## YOUR TASK
Print the records below word for word, but leave out the pictures.

## INFORMATION PROVIDED
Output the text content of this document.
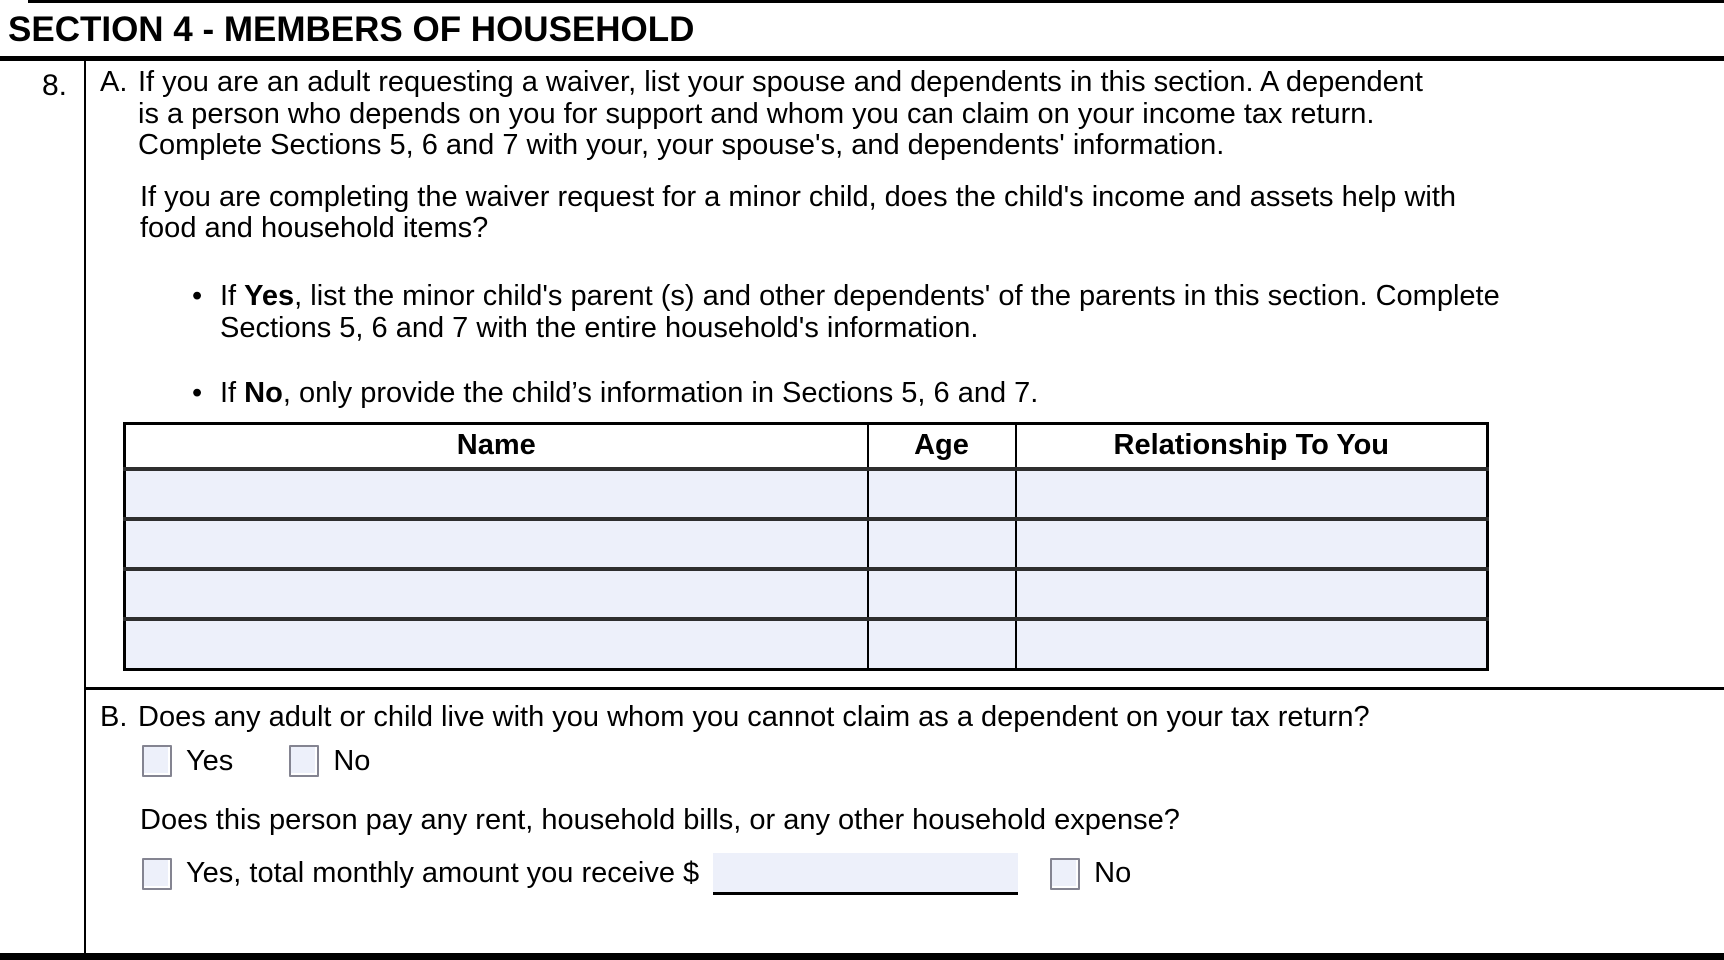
SECTION 4 - MEMBERS OF HOUSEHOLD
8.	A. If you are an adult requesting a waiver, list your spouse and dependents in this section. A dependent is a person who depends on you for support and whom you can claim on your income tax return. Complete Sections 5, 6 and 7 with your, your spouse's, and dependents' information.
If you are completing the waiver request for a minor child, does the child's income and assets help with food and household items?
• If Yes, list the minor child's parent (s) and other dependents' of the parents in this section. Complete Sections 5, 6 and 7 with the entire household's information.
• If No, only provide the child’s information in Sections 5, 6 and 7.
Name	Age	Relationship To You

B. Does any adult or child live with you whom you cannot claim as a dependent on your tax return?
Yes	No
Does this person pay any rent, household bills, or any other household expense?
Yes, total monthly amount you receive $	No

## SOLUTION TO THIS EXERCISE
Output the text content of this document.
SECTION 4 - MEMBERS OF HOUSEHOLD
8.	A. If you are an adult requesting a waiver, list your spouse and dependents in this section. A dependent is a person who depends on you for support and whom you can claim on your income tax return. Complete Sections 5, 6 and 7 with your, your spouse's, and dependents' information.
If you are completing the waiver request for a minor child, does the child's income and assets help with food and household items?
• If Yes, list the minor child's parent (s) and other dependents' of the parents in this section. Complete Sections 5, 6 and 7 with the entire household's information.
• If No, only provide the child’s information in Sections 5, 6 and 7.
Name	Age	Relationship To You

B. Does any adult or child live with you whom you cannot claim as a dependent on your tax return?
Yes	No
Does this person pay any rent, household bills, or any other household expense?
Yes, total monthly amount you receive $	No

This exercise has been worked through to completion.